▸ **What the exercise asks**
All of the data below should be written out exactly.

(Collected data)
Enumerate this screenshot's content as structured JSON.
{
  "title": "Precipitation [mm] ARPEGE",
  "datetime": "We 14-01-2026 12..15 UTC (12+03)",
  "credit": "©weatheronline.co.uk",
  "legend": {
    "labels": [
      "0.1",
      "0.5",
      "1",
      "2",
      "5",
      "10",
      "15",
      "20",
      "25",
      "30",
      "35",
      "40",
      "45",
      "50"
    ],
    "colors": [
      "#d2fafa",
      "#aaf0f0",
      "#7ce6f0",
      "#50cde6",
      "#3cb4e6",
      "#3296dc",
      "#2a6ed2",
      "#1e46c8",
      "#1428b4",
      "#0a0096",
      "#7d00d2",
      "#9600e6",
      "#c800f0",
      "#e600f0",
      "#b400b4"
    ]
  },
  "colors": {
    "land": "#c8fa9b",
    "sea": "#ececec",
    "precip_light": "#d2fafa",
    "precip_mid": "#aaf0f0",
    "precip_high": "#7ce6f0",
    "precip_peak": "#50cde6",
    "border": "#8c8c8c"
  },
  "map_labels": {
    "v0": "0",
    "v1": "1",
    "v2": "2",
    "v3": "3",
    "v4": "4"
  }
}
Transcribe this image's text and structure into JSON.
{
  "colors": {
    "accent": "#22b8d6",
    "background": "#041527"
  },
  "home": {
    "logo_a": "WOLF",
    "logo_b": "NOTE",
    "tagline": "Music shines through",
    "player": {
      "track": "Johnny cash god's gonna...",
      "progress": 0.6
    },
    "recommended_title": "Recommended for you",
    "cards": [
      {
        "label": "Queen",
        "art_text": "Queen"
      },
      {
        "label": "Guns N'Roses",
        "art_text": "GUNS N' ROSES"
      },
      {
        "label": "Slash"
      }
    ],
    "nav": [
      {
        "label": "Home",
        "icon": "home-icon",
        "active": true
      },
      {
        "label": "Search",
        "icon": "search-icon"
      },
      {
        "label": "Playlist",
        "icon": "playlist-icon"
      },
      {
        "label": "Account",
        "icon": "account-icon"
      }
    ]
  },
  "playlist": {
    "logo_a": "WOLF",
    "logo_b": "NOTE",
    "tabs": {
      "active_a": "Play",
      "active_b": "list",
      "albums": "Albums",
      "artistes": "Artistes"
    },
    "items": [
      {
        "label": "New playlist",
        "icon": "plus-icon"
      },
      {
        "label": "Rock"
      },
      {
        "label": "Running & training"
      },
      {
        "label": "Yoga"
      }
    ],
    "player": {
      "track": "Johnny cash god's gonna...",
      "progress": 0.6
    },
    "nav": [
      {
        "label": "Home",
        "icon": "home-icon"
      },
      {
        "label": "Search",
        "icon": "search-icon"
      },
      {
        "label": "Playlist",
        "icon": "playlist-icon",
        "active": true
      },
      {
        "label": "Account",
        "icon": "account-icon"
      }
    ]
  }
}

▸ **Final result**
Enumerate this screenshot's content as structured JSON.
{
  "title": "Precipitation [mm] ARPEGE",
  "datetime": "We 14-01-2026 12..15 UTC (12+03)",
  "credit": "©weatheronline.co.uk",
  "legend": {
    "labels": [
      "0.1",
      "0.5",
      "1",
      "2",
      "5",
      "10",
      "15",
      "20",
      "25",
      "30",
      "35",
      "40",
      "45",
      "50"
    ],
    "colors": [
      "#d2fafa",
      "#aaf0f0",
      "#7ce6f0",
      "#50cde6",
      "#3cb4e6",
      "#3296dc",
      "#2a6ed2",
      "#1e46c8",
      "#1428b4",
      "#0a0096",
      "#7d00d2",
      "#9600e6",
      "#c800f0",
      "#e600f0",
      "#b400b4"
    ]
  },
  "colors": {
    "land": "#c8fa9b",
    "sea": "#ececec",
    "precip_light": "#d2fafa",
    "precip_mid": "#aaf0f0",
    "precip_high": "#7ce6f0",
    "precip_peak": "#50cde6",
    "border": "#8c8c8c"
  },
  "map_labels": {
    "v0": "0",
    "v1": "1",
    "v2": "2",
    "v3": "3",
    "v4": "4"
  }
}
Transcribe this image's text and structure into JSON.
{
  "colors": {
    "accent": "#22b8d6",
    "background": "#041527"
  },
  "home": {
    "logo_a": "WOLF",
    "logo_b": "NOTE",
    "tagline": "Music shines through",
    "player": {
      "track": "Johnny cash god's gonna...",
      "progress": 0.6
    },
    "recommended_title": "Recommended for you",
    "cards": [
      {
        "label": "Queen",
        "art_text": "Queen"
      },
      {
        "label": "Guns N'Roses",
        "art_text": "GUNS N' ROSES"
      },
      {
        "label": "Slash"
      }
    ],
    "nav": [
      {
        "label": "Home",
        "icon": "home-icon",
        "active": true
      },
      {
        "label": "Search",
        "icon": "search-icon"
      },
      {
        "label": "Playlist",
        "icon": "playlist-icon"
      },
      {
        "label": "Account",
        "icon": "account-icon"
      }
    ]
  },
  "playlist": {
    "logo_a": "WOLF",
    "logo_b": "NOTE",
    "tabs": {
      "active_a": "Play",
      "active_b": "list",
      "albums": "Albums",
      "artistes": "Artistes"
    },
    "items": [
      {
        "label": "New playlist",
        "icon": "plus-icon"
      },
      {
        "label": "Rock"
      },
      {
        "label": "Running & training"
      },
      {
        "label": "Yoga"
      }
    ],
    "player": {
      "track": "Johnny cash god's gonna...",
      "progress": 0.6
    },
    "nav": [
      {
        "label": "Home",
        "icon": "home-icon"
      },
      {
        "label": "Search",
        "icon": "search-icon"
      },
      {
        "label": "Playlist",
        "icon": "playlist-icon",
        "active": true
      },
      {
        "label": "Account",
        "icon": "account-icon"
      }
    ]
  }
}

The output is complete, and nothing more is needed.